> _Source material_
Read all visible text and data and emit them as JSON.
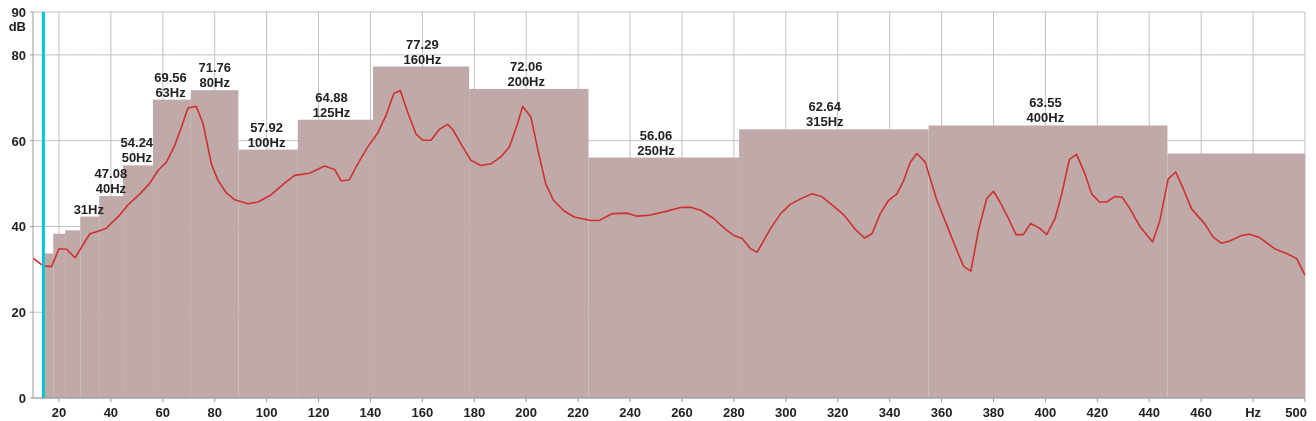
{
  "chart_data": {
    "type": "histogram",
    "ylabel": "dB",
    "bins": [
      14.1,
      17.8,
      22.4,
      28.2,
      35.5,
      44.7,
      56.2,
      70.8,
      89.1,
      112,
      141,
      178,
      224,
      282,
      355,
      447,
      500
    ],
    "values": [
      33.7,
      38.3,
      39.1,
      42.3,
      47.08,
      54.24,
      69.56,
      71.76,
      57.92,
      64.88,
      77.29,
      72.06,
      56.06,
      62.64,
      63.55,
      57.0
    ],
    "value_labels": [
      null,
      null,
      null,
      null,
      "47.08",
      "54.24",
      "69.56",
      "71.76",
      "57.92",
      "64.88",
      "77.29",
      "72.06",
      "56.06",
      "62.64",
      "63.55",
      null
    ],
    "color": "#bfa9a9",
    "series": [
      {
        "type": "line",
        "color": "#d0312d",
        "x": [
          10,
          13.3,
          15.2,
          17.2,
          20,
          22.9,
          26.2,
          31.9,
          35.1,
          38.3,
          40.9,
          43.5,
          46.7,
          51.2,
          55,
          58.2,
          61.4,
          64.6,
          67.2,
          69.7,
          72.9,
          75.5,
          78.7,
          81.3,
          84.5,
          87.7,
          92.8,
          96.7,
          101.8,
          106.9,
          110.8,
          116.5,
          122.3,
          126.2,
          128.7,
          131.9,
          135.1,
          138.9,
          142.8,
          146,
          149,
          151.5,
          154.3,
          157.5,
          160.1,
          163.3,
          166.5,
          169.7,
          171.7,
          174.8,
          178.7,
          182.5,
          186.4,
          190.2,
          193.5,
          196.7,
          198.6,
          201.8,
          204.4,
          207.5,
          210.5,
          214.6,
          218.5,
          224.8,
          228.1,
          233.2,
          239,
          242.8,
          247.3,
          253.1,
          259.5,
          263.3,
          267.2,
          272.3,
          276.8,
          280,
          283.2,
          286.4,
          289,
          294.1,
          298,
          301.8,
          306.3,
          310.1,
          314,
          318.5,
          322.3,
          326.8,
          330.3,
          333.2,
          336.4,
          339.6,
          342.8,
          345.4,
          347.9,
          350.5,
          353.7,
          358.2,
          362,
          365.9,
          368.5,
          371.3,
          374.2,
          377.4,
          380,
          382.5,
          385.8,
          388.7,
          391.5,
          394.3,
          397.7,
          400.5,
          403.7,
          406.3,
          409.2,
          412,
          415.2,
          417.8,
          420.8,
          423.6,
          426.8,
          429.6,
          432.6,
          436.4,
          441.3,
          444.1,
          447.3,
          450.2,
          453.1,
          456.3,
          461.4,
          464.6,
          467.8,
          471,
          475.5,
          478.7,
          482.5,
          488.3,
          492.9,
          496.8,
          500
        ],
        "values": [
          32.6,
          31.1,
          30.7,
          30.7,
          34.8,
          34.7,
          32.7,
          38.3,
          38.9,
          39.6,
          41.2,
          42.7,
          45.1,
          47.6,
          50.1,
          53.1,
          55.0,
          58.9,
          63.2,
          67.6,
          68.0,
          64.0,
          54.6,
          50.7,
          47.8,
          46.2,
          45.3,
          45.7,
          47.4,
          50.1,
          51.9,
          52.4,
          54.1,
          53.3,
          50.6,
          50.9,
          54.6,
          58.5,
          61.8,
          65.9,
          71.0,
          71.7,
          66.7,
          61.6,
          60.1,
          60.1,
          62.6,
          63.8,
          62.6,
          59.3,
          55.4,
          54.2,
          54.6,
          56.2,
          58.5,
          64.0,
          68.0,
          65.5,
          58.1,
          50.0,
          46.1,
          43.6,
          42.2,
          41.4,
          41.4,
          43.0,
          43.1,
          42.4,
          42.6,
          43.4,
          44.4,
          44.5,
          43.8,
          41.8,
          39.3,
          37.9,
          37.2,
          34.8,
          34.0,
          39.5,
          43.0,
          45.2,
          46.6,
          47.6,
          46.9,
          44.7,
          42.7,
          39.3,
          37.3,
          38.3,
          43.0,
          46.1,
          47.6,
          50.7,
          54.9,
          57.0,
          55.0,
          46.1,
          40.3,
          34.4,
          30.7,
          29.6,
          39.1,
          46.5,
          48.2,
          45.7,
          41.8,
          38.1,
          38.1,
          40.7,
          39.6,
          38.1,
          41.8,
          47.6,
          55.6,
          56.8,
          52.3,
          47.6,
          45.7,
          45.7,
          47.0,
          46.8,
          44.1,
          40.0,
          36.4,
          41.4,
          51.1,
          52.7,
          48.8,
          44.1,
          40.6,
          37.5,
          36.1,
          36.6,
          37.9,
          38.2,
          37.4,
          34.8,
          33.7,
          32.5,
          28.6
        ]
      }
    ],
    "annotations": [
      {
        "text": "31Hz",
        "x": 31.5,
        "y": 42.3
      },
      {
        "text": "40Hz",
        "x": 40,
        "y": 47.08
      },
      {
        "text": "50Hz",
        "x": 50,
        "y": 54.24
      },
      {
        "text": "63Hz",
        "x": 63,
        "y": 69.56
      },
      {
        "text": "80Hz",
        "x": 80,
        "y": 71.76
      },
      {
        "text": "100Hz",
        "x": 100,
        "y": 57.92
      },
      {
        "text": "125Hz",
        "x": 125,
        "y": 64.88
      },
      {
        "text": "160Hz",
        "x": 160,
        "y": 77.29
      },
      {
        "text": "200Hz",
        "x": 200,
        "y": 72.06
      },
      {
        "text": "250Hz",
        "x": 250,
        "y": 56.06
      },
      {
        "text": "315Hz",
        "x": 315,
        "y": 62.64
      },
      {
        "text": "400Hz",
        "x": 400,
        "y": 63.55
      }
    ],
    "ref_lines": [
      {
        "axis": "x",
        "value": 14,
        "color": "#00c8d8"
      }
    ],
    "xlim": [
      10,
      500
    ],
    "xticks": [
      20,
      40,
      60,
      80,
      100,
      120,
      140,
      160,
      180,
      200,
      220,
      240,
      260,
      280,
      300,
      320,
      340,
      360,
      380,
      400,
      420,
      440,
      460,
      {
        "value": 480,
        "label": "Hz"
      },
      500
    ],
    "ylim": [
      0,
      90
    ],
    "yticks": [
      0,
      20,
      40,
      60,
      80,
      90
    ],
    "grid": true
  }
}
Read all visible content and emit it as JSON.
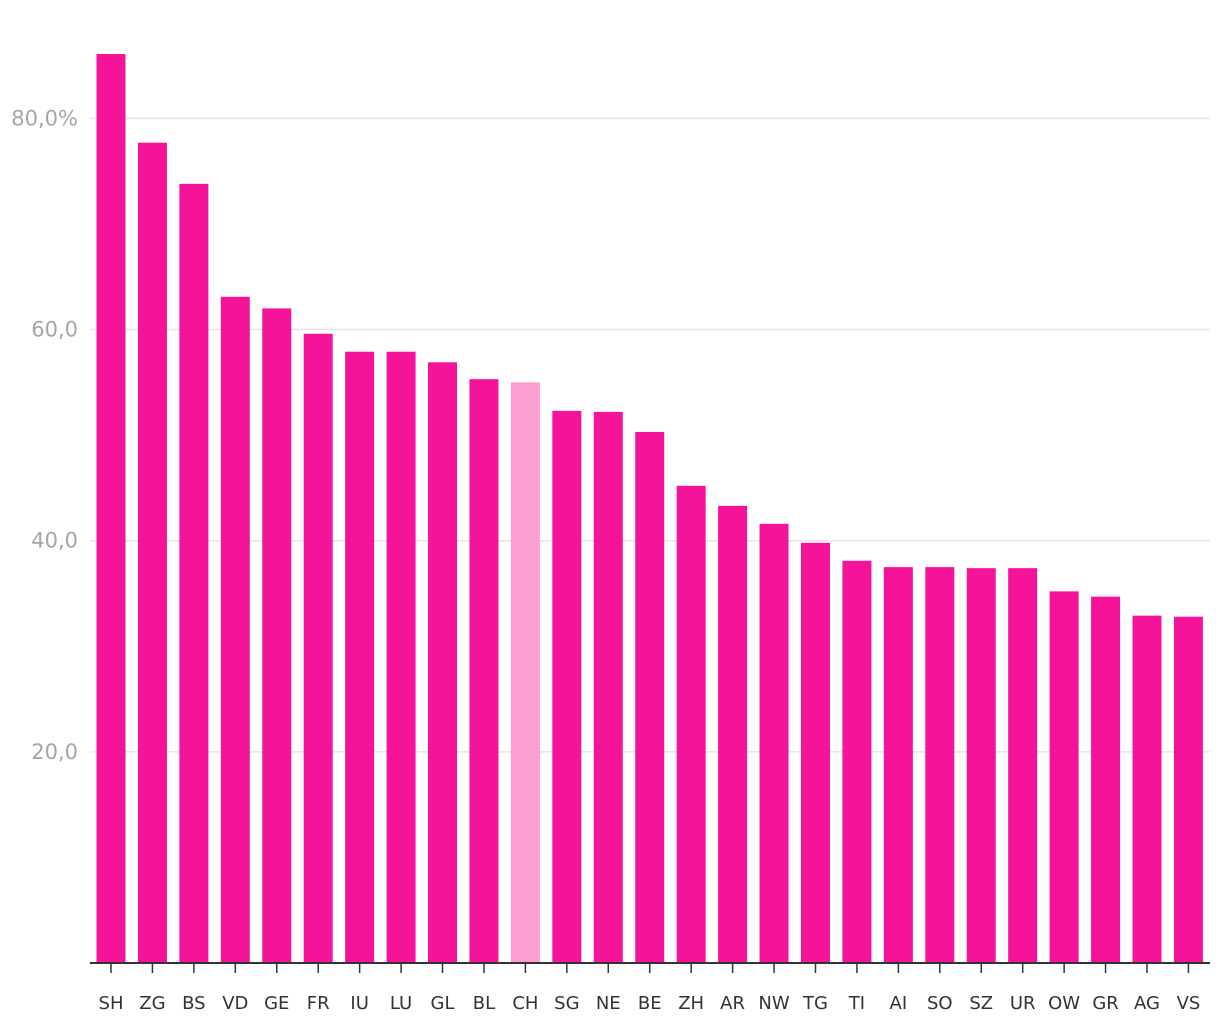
{
  "chart_data": {
    "type": "bar",
    "categories": [
      "SH",
      "ZG",
      "BS",
      "VD",
      "GE",
      "FR",
      "IU",
      "LU",
      "GL",
      "BL",
      "CH",
      "SG",
      "NE",
      "BE",
      "ZH",
      "AR",
      "NW",
      "TG",
      "TI",
      "AI",
      "SO",
      "SZ",
      "UR",
      "OW",
      "GR",
      "AG",
      "VS"
    ],
    "values": [
      86.1,
      77.7,
      73.8,
      63.1,
      62.0,
      59.6,
      57.9,
      57.9,
      56.9,
      55.3,
      55.0,
      52.3,
      52.2,
      50.3,
      45.2,
      43.3,
      41.6,
      39.8,
      38.1,
      37.5,
      37.5,
      37.4,
      37.4,
      35.2,
      34.7,
      32.9,
      32.8
    ],
    "highlight_category": "CH",
    "ylim": [
      0,
      86.1
    ],
    "yticks": [
      {
        "value": 20,
        "label": "20,0"
      },
      {
        "value": 40,
        "label": "40,0"
      },
      {
        "value": 60,
        "label": "60,0"
      },
      {
        "value": 80,
        "label": "80,0%"
      }
    ],
    "grid": true,
    "colors": {
      "bar": "#f5139a",
      "highlight": "#fb9fd2"
    }
  }
}
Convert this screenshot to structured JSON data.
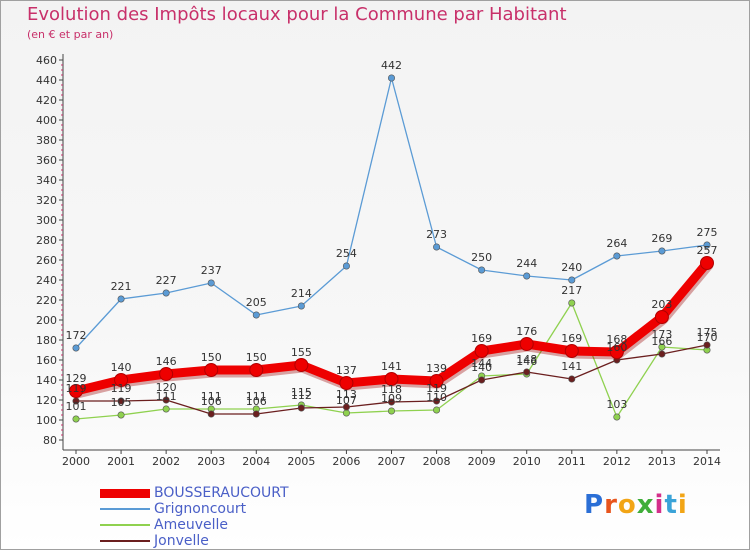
{
  "title": "Evolution des Impôts locaux pour la Commune par Habitant",
  "subtitle": "(en € et par an)",
  "brand": "Proxiti",
  "chart_data": {
    "type": "line",
    "title": "Evolution des Impôts locaux pour la Commune par Habitant",
    "subtitle": "(en € et par an)",
    "xlabel": "",
    "ylabel": "",
    "ylim": [
      80,
      460
    ],
    "y_ticks": [
      80,
      100,
      120,
      140,
      160,
      180,
      200,
      220,
      240,
      260,
      280,
      300,
      320,
      340,
      360,
      380,
      400,
      420,
      440,
      460
    ],
    "categories": [
      "2000",
      "2001",
      "2002",
      "2003",
      "2004",
      "2005",
      "2006",
      "2007",
      "2008",
      "2009",
      "2010",
      "2011",
      "2012",
      "2013",
      "2014"
    ],
    "legend_position": "bottom-left",
    "grid": false,
    "series": [
      {
        "name": "BOUSSERAUCOURT",
        "color": "#ee0000",
        "values": [
          129,
          140,
          146,
          150,
          150,
          155,
          137,
          141,
          139,
          169,
          176,
          169,
          168,
          203,
          257
        ]
      },
      {
        "name": "Grignoncourt",
        "color": "#5b9bd5",
        "values": [
          172,
          221,
          227,
          237,
          205,
          214,
          254,
          442,
          273,
          250,
          244,
          240,
          264,
          269,
          275
        ]
      },
      {
        "name": "Ameuvelle",
        "color": "#8fd14f",
        "values": [
          101,
          105,
          111,
          111,
          111,
          115,
          107,
          109,
          110,
          144,
          146,
          217,
          103,
          173,
          170
        ]
      },
      {
        "name": "Jonvelle",
        "color": "#6b1f1f",
        "values": [
          119,
          119,
          120,
          106,
          106,
          112,
          113,
          118,
          119,
          140,
          148,
          141,
          160,
          166,
          175
        ]
      }
    ]
  }
}
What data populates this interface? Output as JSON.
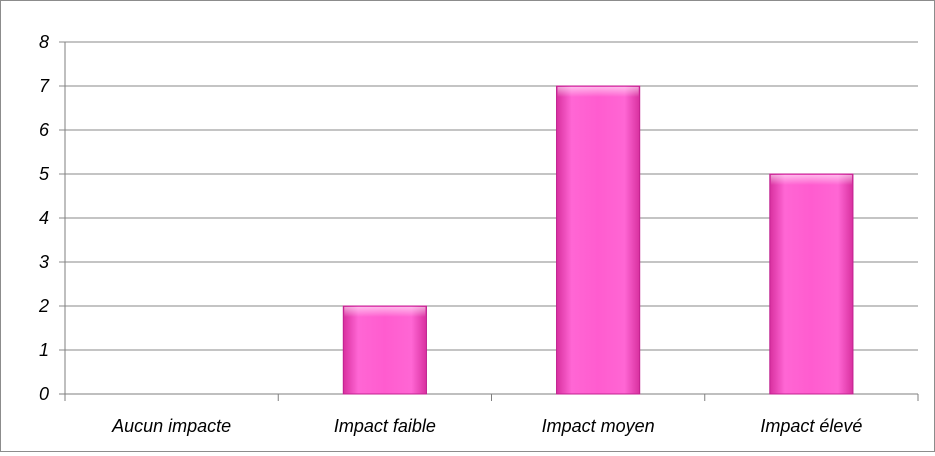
{
  "chart_data": {
    "type": "bar",
    "categories": [
      "Aucun impacte",
      "Impact faible",
      "Impact moyen",
      "Impact élevé"
    ],
    "values": [
      0,
      2,
      7,
      5
    ],
    "ylim": [
      0,
      8
    ],
    "ytick_step": 1,
    "grid": true,
    "legend": "none",
    "bar_color": "#ff5ccf",
    "bar_edge_color": "#c0208f"
  }
}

> _What the exercise asks_
Of all the lines in the material above, how many contain the word "Impôts"? Give only the count.

> _Expected answer_
2